Pull every line containing "color" from the entries.

[Figure contents as structured data]

——

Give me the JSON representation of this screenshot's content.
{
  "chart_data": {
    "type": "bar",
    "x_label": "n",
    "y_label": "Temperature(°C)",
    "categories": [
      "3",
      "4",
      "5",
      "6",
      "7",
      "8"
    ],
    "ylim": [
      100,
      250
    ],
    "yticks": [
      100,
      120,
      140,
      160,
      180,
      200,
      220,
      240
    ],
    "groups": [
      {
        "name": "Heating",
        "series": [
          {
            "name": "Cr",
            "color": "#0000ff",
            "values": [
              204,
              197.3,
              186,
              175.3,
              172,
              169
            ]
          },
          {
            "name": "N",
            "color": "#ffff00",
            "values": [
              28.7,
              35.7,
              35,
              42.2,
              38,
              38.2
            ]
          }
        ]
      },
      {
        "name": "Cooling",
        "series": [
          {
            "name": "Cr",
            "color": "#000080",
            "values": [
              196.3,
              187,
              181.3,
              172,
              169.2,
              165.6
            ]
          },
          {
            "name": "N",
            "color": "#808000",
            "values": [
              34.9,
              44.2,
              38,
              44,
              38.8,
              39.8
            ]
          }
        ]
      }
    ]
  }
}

——

THE REPLY:
            "color": "#0000ff",
            "color": "#ffff00",
            "color": "#000080",
            "color": "#808000",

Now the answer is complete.